** Start of Data provided **

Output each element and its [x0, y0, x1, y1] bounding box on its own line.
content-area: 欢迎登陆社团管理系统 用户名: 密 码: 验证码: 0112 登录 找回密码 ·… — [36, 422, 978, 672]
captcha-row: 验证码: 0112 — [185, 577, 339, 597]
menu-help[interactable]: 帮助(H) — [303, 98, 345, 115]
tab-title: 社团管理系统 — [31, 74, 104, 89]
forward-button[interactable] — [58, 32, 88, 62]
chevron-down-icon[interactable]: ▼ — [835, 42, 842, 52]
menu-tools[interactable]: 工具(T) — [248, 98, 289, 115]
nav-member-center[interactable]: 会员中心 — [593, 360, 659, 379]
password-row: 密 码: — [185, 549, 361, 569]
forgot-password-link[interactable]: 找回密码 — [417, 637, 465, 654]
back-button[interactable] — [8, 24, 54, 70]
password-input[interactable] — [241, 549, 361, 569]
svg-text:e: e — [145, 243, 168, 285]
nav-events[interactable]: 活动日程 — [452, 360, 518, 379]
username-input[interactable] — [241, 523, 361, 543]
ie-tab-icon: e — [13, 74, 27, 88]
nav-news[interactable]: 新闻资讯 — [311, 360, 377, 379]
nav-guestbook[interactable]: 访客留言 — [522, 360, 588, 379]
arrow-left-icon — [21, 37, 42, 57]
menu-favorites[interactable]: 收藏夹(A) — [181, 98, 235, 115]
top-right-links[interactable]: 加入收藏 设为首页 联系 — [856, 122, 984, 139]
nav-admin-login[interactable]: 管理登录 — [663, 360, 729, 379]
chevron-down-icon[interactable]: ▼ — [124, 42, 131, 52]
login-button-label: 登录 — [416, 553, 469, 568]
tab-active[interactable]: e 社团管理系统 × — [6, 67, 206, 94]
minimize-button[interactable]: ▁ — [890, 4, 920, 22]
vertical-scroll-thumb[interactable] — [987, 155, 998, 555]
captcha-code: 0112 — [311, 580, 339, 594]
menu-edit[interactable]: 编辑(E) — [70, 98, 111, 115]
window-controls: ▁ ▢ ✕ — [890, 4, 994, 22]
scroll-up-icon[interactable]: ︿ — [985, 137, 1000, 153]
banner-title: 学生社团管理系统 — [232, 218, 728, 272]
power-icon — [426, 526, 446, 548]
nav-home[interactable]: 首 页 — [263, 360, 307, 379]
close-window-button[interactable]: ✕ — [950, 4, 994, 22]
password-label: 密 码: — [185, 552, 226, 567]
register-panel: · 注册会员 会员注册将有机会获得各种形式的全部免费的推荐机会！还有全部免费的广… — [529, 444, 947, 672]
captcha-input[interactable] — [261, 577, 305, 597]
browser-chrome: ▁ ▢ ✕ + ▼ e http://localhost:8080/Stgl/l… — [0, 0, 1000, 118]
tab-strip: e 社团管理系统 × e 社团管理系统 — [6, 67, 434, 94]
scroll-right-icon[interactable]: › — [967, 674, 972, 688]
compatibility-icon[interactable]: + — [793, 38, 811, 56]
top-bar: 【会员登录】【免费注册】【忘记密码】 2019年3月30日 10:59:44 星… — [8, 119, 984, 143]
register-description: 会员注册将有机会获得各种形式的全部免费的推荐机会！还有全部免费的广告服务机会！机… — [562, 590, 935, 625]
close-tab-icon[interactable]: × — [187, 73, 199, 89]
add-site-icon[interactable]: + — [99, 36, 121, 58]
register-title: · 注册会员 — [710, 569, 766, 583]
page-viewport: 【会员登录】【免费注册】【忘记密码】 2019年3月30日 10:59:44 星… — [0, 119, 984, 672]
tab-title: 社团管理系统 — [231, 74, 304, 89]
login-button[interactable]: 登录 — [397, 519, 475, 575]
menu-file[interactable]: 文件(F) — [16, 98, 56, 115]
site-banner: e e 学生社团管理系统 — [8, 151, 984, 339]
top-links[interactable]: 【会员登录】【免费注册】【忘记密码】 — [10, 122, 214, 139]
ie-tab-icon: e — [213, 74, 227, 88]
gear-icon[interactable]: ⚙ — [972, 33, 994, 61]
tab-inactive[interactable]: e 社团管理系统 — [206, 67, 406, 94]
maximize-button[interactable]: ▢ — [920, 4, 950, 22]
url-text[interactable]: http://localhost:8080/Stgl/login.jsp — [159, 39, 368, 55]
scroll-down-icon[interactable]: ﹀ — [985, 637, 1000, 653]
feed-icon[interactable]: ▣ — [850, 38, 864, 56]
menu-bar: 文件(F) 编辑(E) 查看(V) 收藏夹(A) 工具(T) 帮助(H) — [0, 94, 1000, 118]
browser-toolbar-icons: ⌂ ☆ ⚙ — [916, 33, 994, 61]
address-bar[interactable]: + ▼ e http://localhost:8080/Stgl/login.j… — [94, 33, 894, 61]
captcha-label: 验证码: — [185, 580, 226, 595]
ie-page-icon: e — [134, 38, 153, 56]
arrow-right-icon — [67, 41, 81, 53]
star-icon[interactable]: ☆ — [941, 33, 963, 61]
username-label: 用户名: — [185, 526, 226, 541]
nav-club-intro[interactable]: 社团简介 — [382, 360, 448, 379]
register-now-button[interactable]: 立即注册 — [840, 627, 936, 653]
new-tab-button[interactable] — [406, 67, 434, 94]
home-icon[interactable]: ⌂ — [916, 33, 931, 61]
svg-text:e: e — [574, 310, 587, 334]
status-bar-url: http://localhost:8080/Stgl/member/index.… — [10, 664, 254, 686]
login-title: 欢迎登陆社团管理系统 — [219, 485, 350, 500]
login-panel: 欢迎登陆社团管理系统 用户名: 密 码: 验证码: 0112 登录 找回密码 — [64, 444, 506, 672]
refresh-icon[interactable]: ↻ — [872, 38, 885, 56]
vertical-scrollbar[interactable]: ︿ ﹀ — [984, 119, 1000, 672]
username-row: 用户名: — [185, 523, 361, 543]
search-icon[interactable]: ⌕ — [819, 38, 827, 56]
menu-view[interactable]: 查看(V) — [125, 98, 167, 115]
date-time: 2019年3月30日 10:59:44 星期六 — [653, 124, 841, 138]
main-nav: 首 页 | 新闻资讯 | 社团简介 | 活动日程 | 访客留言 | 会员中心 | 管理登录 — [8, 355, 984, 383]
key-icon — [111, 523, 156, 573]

** End of Data provided **

# Problem statement:
Write out all of the lines above exactly as they appear, keeping every character unchanged.

# Answer to the task:
Output each element and its [x0, y0, x1, y1] bounding box on its own line.
content-area: 欢迎登陆社团管理系统 用户名: 密 码: 验证码: 0112 登录 找回密码 ·… — [36, 422, 978, 672]
captcha-row: 验证码: 0112 — [185, 577, 339, 597]
menu-help[interactable]: 帮助(H) — [303, 98, 345, 115]
tab-title: 社团管理系统 — [31, 74, 104, 89]
forward-button[interactable] — [58, 32, 88, 62]
chevron-down-icon[interactable]: ▼ — [835, 42, 842, 52]
menu-tools[interactable]: 工具(T) — [248, 98, 289, 115]
nav-member-center[interactable]: 会员中心 — [593, 360, 659, 379]
password-row: 密 码: — [185, 549, 361, 569]
forgot-password-link[interactable]: 找回密码 — [417, 637, 465, 654]
back-button[interactable] — [8, 24, 54, 70]
password-input[interactable] — [241, 549, 361, 569]
svg-text:e: e — [145, 243, 168, 285]
nav-events[interactable]: 活动日程 — [452, 360, 518, 379]
username-input[interactable] — [241, 523, 361, 543]
ie-tab-icon: e — [13, 74, 27, 88]
nav-news[interactable]: 新闻资讯 — [311, 360, 377, 379]
nav-guestbook[interactable]: 访客留言 — [522, 360, 588, 379]
arrow-left-icon — [21, 37, 42, 57]
menu-favorites[interactable]: 收藏夹(A) — [181, 98, 235, 115]
top-right-links[interactable]: 加入收藏 设为首页 联系 — [856, 122, 984, 139]
nav-admin-login[interactable]: 管理登录 — [663, 360, 729, 379]
chevron-down-icon[interactable]: ▼ — [124, 42, 131, 52]
login-button-label: 登录 — [416, 553, 469, 568]
tab-active[interactable]: e 社团管理系统 × — [6, 67, 206, 94]
minimize-button[interactable]: ▁ — [890, 4, 920, 22]
vertical-scroll-thumb[interactable] — [987, 155, 998, 555]
captcha-code: 0112 — [311, 580, 339, 594]
menu-edit[interactable]: 编辑(E) — [70, 98, 111, 115]
window-controls: ▁ ▢ ✕ — [890, 4, 994, 22]
scroll-up-icon[interactable]: ︿ — [985, 137, 1000, 153]
banner-title: 学生社团管理系统 — [232, 218, 728, 272]
power-icon — [426, 526, 446, 548]
nav-home[interactable]: 首 页 — [263, 360, 307, 379]
close-window-button[interactable]: ✕ — [950, 4, 994, 22]
password-label: 密 码: — [185, 552, 226, 567]
register-panel: · 注册会员 会员注册将有机会获得各种形式的全部免费的推荐机会！还有全部免费的广… — [529, 444, 947, 672]
captcha-input[interactable] — [261, 577, 305, 597]
browser-chrome: ▁ ▢ ✕ + ▼ e http://localhost:8080/Stgl/l… — [0, 0, 1000, 118]
tab-strip: e 社团管理系统 × e 社团管理系统 — [6, 67, 434, 94]
scroll-right-icon[interactable]: › — [967, 674, 972, 688]
compatibility-icon[interactable]: + — [793, 38, 811, 56]
top-bar: 【会员登录】【免费注册】【忘记密码】 2019年3月30日 10:59:44 星… — [8, 119, 984, 143]
register-description: 会员注册将有机会获得各种形式的全部免费的推荐机会！还有全部免费的广告服务机会！机… — [562, 590, 935, 625]
close-tab-icon[interactable]: × — [187, 73, 199, 89]
add-site-icon[interactable]: + — [99, 36, 121, 58]
register-title: · 注册会员 — [710, 569, 766, 583]
page-viewport: 【会员登录】【免费注册】【忘记密码】 2019年3月30日 10:59:44 星… — [0, 119, 984, 672]
tab-title: 社团管理系统 — [231, 74, 304, 89]
login-button[interactable]: 登录 — [397, 519, 475, 575]
menu-file[interactable]: 文件(F) — [16, 98, 56, 115]
site-banner: e e 学生社团管理系统 — [8, 151, 984, 339]
top-links[interactable]: 【会员登录】【免费注册】【忘记密码】 — [10, 122, 214, 139]
ie-tab-icon: e — [213, 74, 227, 88]
gear-icon[interactable]: ⚙ — [972, 33, 994, 61]
tab-inactive[interactable]: e 社团管理系统 — [206, 67, 406, 94]
maximize-button[interactable]: ▢ — [920, 4, 950, 22]
url-text[interactable]: http://localhost:8080/Stgl/login.jsp — [159, 39, 368, 55]
scroll-down-icon[interactable]: ﹀ — [985, 637, 1000, 653]
feed-icon[interactable]: ▣ — [850, 38, 864, 56]
menu-bar: 文件(F) 编辑(E) 查看(V) 收藏夹(A) 工具(T) 帮助(H) — [0, 94, 1000, 118]
browser-toolbar-icons: ⌂ ☆ ⚙ — [916, 33, 994, 61]
address-bar[interactable]: + ▼ e http://localhost:8080/Stgl/login.j… — [94, 33, 894, 61]
captcha-label: 验证码: — [185, 580, 226, 595]
ie-page-icon: e — [134, 38, 153, 56]
arrow-right-icon — [67, 41, 81, 53]
star-icon[interactable]: ☆ — [941, 33, 963, 61]
username-label: 用户名: — [185, 526, 226, 541]
nav-club-intro[interactable]: 社团简介 — [382, 360, 448, 379]
register-now-button[interactable]: 立即注册 — [840, 627, 936, 653]
new-tab-button[interactable] — [406, 67, 434, 94]
home-icon[interactable]: ⌂ — [916, 33, 931, 61]
svg-text:e: e — [574, 310, 587, 334]
status-bar-url: http://localhost:8080/Stgl/member/index.… — [10, 664, 254, 686]
login-title: 欢迎登陆社团管理系统 — [219, 485, 350, 500]
login-panel: 欢迎登陆社团管理系统 用户名: 密 码: 验证码: 0112 登录 找回密码 — [64, 444, 506, 672]
refresh-icon[interactable]: ↻ — [872, 38, 885, 56]
vertical-scrollbar[interactable]: ︿ ﹀ — [984, 119, 1000, 672]
username-row: 用户名: — [185, 523, 361, 543]
search-icon[interactable]: ⌕ — [819, 38, 827, 56]
menu-view[interactable]: 查看(V) — [125, 98, 167, 115]
date-time: 2019年3月30日 10:59:44 星期六 — [653, 124, 841, 138]
main-nav: 首 页 | 新闻资讯 | 社团简介 | 活动日程 | 访客留言 | 会员中心 | 管理登录 — [8, 355, 984, 383]
key-icon — [111, 523, 156, 573]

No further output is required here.